### Problem to work on
Pick out the lines containing "color".

### Data rows

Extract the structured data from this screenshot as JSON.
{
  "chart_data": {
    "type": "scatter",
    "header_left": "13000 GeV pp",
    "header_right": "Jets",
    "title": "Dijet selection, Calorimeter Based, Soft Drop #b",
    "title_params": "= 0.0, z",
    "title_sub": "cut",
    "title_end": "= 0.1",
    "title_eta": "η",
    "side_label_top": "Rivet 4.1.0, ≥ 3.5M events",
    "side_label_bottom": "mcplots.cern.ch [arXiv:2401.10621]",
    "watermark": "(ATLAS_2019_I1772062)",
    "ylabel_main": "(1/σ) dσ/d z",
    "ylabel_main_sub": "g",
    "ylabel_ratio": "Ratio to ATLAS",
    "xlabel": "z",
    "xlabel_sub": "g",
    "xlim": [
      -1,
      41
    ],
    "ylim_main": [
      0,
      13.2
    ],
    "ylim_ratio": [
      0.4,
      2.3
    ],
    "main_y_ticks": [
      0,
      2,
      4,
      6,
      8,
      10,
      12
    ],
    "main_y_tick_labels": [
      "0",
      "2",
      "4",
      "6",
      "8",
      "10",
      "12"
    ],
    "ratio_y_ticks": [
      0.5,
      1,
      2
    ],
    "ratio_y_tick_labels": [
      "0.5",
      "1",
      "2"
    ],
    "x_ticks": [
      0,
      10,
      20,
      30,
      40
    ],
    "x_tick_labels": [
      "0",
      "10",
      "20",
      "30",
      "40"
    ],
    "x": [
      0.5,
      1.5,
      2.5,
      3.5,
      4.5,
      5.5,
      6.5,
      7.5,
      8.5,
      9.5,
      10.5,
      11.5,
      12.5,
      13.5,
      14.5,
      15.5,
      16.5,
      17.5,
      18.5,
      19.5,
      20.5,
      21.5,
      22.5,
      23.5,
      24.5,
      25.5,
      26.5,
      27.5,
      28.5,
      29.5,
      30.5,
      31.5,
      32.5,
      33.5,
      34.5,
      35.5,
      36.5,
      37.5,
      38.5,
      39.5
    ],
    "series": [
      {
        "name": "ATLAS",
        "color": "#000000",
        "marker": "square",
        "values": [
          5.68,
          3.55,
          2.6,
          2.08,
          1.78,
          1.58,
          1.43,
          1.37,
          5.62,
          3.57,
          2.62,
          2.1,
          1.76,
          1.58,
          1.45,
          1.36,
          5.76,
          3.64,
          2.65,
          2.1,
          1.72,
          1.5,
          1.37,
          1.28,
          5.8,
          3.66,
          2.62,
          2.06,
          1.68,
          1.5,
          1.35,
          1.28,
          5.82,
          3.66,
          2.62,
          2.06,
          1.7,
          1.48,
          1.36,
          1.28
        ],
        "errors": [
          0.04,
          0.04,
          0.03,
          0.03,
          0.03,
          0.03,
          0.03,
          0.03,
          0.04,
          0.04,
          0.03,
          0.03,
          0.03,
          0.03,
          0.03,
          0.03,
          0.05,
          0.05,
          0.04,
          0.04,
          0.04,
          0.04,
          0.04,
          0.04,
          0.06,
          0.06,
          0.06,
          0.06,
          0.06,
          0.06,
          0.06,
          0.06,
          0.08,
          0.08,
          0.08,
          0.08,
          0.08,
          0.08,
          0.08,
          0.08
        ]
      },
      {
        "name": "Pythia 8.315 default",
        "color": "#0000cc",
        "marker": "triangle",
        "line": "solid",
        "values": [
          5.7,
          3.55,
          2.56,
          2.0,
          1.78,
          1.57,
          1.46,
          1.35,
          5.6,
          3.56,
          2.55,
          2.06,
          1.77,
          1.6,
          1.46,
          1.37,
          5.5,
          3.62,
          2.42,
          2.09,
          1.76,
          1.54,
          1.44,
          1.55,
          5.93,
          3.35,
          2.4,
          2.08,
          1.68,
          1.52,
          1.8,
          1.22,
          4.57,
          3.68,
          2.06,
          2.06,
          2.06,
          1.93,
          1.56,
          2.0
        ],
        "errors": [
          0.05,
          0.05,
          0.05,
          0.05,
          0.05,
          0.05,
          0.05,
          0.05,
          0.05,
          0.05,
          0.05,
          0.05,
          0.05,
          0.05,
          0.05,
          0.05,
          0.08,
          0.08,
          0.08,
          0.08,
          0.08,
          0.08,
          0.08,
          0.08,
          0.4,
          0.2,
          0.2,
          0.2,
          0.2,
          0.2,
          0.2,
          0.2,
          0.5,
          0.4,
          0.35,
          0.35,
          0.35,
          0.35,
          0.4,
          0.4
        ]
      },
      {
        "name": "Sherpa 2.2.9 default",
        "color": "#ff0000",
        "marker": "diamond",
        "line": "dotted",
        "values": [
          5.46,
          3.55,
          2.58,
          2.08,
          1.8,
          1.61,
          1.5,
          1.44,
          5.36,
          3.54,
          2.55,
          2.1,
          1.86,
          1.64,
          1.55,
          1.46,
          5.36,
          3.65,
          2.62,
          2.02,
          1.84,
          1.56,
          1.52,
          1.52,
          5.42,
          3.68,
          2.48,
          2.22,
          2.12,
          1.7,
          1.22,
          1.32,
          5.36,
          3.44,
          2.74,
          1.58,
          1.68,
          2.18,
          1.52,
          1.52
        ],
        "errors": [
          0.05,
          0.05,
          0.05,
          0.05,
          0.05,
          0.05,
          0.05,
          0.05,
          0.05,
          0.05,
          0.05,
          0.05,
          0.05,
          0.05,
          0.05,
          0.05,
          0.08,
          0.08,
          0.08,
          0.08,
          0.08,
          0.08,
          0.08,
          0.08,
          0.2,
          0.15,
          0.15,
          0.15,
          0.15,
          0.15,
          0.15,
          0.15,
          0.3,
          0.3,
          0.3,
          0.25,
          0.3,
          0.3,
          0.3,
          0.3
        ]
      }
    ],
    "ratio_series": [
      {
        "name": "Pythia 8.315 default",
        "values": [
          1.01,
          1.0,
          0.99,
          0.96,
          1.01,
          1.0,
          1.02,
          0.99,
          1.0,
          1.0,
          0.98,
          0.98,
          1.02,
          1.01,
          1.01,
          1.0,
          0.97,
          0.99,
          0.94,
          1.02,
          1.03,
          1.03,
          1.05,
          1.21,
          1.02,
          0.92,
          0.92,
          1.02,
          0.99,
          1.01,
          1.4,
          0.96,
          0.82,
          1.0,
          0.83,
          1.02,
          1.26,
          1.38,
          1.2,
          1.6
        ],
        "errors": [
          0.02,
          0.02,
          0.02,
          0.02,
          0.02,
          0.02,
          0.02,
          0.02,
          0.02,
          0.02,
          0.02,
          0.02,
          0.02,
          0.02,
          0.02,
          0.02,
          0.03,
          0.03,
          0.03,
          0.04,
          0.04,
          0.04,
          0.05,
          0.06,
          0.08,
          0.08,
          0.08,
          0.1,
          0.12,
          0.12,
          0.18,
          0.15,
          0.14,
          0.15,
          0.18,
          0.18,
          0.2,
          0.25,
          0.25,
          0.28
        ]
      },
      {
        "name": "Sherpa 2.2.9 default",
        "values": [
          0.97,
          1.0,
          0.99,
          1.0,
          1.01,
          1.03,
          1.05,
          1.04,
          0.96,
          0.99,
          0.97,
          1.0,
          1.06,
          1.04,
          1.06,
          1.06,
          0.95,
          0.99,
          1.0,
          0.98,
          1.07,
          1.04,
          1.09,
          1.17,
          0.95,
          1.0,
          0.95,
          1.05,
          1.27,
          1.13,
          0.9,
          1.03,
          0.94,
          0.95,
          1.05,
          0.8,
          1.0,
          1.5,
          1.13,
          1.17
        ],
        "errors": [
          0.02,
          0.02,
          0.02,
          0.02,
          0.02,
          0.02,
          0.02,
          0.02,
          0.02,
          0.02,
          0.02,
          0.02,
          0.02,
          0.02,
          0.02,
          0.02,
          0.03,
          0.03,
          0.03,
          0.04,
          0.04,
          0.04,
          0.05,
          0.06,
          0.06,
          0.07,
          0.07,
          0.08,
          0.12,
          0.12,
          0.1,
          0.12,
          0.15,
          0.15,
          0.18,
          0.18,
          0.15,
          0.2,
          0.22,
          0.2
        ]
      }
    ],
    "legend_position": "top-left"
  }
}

### Correct answer
        "color": "#000000",
        "color": "#0000cc",
        "color": "#ff0000",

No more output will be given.